**Record list**

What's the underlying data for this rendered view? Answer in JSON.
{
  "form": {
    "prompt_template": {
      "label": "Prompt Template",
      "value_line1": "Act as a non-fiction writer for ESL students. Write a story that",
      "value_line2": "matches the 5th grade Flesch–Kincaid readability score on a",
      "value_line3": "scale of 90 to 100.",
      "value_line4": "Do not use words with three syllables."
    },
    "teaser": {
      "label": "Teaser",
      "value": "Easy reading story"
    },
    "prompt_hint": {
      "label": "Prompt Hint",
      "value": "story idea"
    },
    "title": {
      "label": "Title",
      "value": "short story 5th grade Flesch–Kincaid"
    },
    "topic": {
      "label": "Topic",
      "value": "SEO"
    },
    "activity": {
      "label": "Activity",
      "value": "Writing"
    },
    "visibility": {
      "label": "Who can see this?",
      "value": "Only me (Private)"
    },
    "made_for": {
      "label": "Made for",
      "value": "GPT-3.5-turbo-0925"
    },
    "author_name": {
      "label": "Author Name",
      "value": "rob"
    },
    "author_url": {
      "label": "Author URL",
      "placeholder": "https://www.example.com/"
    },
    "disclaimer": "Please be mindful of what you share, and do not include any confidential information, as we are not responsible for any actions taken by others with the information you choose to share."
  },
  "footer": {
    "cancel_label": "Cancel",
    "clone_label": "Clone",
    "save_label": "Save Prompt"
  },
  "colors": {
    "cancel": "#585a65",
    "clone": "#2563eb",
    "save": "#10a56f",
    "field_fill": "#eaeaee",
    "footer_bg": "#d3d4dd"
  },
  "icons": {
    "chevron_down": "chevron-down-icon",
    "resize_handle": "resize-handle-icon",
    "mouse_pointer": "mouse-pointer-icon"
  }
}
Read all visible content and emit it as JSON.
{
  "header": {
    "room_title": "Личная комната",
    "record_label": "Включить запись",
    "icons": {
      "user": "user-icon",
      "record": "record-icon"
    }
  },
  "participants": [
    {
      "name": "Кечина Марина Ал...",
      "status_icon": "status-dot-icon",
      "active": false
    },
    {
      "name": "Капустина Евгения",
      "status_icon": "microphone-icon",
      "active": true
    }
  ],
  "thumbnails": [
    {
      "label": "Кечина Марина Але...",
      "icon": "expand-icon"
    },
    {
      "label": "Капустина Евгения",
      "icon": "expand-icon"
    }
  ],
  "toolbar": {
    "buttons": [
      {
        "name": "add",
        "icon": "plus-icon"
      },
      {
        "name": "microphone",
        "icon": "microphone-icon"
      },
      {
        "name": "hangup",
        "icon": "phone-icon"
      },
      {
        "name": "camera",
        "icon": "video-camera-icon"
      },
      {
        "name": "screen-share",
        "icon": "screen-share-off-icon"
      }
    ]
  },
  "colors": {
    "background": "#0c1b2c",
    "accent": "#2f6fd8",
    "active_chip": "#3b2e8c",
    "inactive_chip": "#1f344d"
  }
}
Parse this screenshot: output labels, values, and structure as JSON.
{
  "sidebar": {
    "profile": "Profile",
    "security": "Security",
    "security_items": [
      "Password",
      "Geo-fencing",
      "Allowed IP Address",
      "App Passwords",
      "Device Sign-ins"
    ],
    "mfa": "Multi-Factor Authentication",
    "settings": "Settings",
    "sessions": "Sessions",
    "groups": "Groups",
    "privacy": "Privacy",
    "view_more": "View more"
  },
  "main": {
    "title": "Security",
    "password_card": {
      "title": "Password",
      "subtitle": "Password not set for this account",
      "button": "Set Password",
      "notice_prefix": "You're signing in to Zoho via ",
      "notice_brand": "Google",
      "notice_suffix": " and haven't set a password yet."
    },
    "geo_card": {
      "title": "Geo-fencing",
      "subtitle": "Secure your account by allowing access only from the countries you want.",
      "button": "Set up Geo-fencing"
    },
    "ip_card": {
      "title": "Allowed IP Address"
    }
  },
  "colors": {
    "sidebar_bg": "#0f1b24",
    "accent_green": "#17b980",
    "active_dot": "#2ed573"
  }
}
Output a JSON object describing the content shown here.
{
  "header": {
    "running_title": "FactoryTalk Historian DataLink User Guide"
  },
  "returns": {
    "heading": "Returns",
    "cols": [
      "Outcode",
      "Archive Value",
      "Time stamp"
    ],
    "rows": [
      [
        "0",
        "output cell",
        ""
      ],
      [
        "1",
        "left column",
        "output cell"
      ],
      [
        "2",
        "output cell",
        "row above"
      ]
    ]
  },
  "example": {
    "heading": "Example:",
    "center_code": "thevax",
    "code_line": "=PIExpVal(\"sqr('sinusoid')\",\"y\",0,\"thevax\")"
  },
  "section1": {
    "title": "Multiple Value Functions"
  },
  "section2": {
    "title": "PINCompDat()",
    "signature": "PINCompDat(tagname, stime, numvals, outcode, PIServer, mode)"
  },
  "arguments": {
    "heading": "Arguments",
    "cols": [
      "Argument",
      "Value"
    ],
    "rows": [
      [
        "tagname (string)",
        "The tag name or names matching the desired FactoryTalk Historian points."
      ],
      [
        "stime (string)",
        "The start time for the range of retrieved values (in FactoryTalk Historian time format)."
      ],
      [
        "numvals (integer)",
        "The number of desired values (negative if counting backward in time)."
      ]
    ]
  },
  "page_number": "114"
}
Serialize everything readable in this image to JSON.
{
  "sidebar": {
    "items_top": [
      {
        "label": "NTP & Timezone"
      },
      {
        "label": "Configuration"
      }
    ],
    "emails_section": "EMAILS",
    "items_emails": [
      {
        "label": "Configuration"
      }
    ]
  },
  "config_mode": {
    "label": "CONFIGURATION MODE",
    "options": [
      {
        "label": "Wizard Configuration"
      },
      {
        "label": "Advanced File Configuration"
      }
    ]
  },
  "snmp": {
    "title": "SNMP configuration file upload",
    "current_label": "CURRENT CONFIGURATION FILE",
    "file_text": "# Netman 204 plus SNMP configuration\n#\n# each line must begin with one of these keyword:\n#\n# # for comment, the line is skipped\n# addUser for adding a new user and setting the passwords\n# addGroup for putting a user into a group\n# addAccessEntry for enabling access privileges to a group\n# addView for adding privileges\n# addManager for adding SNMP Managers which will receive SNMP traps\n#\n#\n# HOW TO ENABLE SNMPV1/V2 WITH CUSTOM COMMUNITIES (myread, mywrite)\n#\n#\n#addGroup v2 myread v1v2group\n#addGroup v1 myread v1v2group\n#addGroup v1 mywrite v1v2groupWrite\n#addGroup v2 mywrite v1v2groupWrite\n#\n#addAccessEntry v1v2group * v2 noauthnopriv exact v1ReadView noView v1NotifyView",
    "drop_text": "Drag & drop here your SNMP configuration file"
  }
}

**Work instructions**
Single out each line of the records above with the string "fencing" in it, and copy it.

**Task response**
      "Geo-fencing",
      "title": "Geo-fencing",
      "button": "Set up Geo-fencing"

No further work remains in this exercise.